* BEGIN *

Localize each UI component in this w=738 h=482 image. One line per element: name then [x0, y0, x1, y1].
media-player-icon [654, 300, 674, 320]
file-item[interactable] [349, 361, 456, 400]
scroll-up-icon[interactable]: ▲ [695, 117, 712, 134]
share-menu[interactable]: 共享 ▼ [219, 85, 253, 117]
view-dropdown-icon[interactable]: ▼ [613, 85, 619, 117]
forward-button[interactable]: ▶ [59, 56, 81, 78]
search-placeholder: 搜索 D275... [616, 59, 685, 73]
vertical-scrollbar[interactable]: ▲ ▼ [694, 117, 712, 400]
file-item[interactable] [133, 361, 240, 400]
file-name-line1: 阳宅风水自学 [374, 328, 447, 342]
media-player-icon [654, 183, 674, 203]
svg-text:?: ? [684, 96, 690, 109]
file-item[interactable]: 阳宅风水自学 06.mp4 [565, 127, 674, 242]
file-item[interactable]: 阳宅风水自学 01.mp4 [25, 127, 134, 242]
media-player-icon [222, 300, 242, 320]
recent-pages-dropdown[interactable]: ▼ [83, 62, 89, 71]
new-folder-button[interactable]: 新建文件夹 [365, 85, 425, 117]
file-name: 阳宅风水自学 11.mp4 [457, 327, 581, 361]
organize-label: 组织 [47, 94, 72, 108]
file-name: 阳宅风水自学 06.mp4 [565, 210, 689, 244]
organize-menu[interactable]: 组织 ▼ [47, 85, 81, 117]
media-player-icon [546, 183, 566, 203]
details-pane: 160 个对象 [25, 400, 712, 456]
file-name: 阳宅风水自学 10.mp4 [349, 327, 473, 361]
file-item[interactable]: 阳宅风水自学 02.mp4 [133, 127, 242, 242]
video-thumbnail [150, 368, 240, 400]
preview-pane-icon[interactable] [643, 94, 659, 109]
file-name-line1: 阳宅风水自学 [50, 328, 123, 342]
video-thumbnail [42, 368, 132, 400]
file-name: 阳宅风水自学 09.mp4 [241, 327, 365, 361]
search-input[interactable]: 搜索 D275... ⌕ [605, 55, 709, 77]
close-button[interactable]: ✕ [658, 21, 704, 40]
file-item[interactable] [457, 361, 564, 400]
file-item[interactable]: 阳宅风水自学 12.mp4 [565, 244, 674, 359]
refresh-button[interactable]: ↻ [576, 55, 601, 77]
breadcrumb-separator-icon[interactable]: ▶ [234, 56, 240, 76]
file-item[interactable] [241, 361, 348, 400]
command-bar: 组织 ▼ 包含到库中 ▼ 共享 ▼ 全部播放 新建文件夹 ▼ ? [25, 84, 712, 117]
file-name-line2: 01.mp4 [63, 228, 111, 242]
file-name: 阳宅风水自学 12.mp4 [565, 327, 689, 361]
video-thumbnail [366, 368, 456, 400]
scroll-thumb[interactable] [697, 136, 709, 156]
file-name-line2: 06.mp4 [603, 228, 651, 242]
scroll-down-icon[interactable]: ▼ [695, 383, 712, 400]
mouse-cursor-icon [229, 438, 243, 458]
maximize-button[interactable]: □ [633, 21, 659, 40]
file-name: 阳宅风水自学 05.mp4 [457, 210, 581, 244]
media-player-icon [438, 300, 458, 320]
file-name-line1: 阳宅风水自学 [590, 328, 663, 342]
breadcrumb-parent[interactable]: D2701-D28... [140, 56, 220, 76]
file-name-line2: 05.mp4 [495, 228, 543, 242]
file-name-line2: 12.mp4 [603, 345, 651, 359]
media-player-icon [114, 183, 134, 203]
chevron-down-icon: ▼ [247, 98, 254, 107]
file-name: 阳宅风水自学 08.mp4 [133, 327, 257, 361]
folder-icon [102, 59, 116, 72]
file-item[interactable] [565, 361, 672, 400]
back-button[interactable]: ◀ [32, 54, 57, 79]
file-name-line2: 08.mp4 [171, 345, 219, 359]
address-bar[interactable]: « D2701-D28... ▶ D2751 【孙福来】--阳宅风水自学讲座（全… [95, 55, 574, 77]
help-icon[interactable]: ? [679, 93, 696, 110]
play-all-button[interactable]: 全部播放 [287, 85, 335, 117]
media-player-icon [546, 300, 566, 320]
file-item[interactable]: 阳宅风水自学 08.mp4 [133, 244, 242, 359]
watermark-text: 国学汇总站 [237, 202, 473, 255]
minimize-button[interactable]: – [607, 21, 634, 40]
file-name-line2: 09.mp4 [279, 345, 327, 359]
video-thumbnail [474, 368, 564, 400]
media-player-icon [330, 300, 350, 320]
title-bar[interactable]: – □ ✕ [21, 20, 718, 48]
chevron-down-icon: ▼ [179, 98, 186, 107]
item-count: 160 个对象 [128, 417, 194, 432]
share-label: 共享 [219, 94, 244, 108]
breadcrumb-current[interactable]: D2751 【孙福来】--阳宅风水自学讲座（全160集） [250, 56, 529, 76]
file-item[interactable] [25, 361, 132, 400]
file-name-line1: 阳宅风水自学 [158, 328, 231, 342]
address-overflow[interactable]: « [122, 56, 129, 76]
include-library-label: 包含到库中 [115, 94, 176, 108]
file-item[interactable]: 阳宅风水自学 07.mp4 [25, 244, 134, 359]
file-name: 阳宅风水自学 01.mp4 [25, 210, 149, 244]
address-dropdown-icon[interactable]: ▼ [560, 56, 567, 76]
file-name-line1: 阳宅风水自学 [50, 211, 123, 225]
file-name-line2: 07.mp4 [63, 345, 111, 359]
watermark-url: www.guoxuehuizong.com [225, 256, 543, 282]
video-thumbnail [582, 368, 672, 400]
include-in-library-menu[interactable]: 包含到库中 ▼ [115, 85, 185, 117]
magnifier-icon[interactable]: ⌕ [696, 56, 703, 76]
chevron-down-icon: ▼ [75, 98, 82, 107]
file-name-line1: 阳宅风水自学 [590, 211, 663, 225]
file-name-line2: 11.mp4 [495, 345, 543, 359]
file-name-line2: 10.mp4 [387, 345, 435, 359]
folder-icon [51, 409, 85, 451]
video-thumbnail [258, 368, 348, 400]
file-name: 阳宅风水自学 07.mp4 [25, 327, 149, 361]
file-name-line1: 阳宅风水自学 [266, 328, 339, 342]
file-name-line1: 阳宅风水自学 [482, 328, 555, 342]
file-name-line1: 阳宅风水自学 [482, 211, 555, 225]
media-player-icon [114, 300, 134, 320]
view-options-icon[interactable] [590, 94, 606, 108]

* END *

Problem details: From the entries above, keep only the lines that contain the string "organize".

Task solution:
organize-label: 组织 [47, 94, 72, 108]
organize-menu[interactable]: 组织 ▼ [47, 85, 81, 117]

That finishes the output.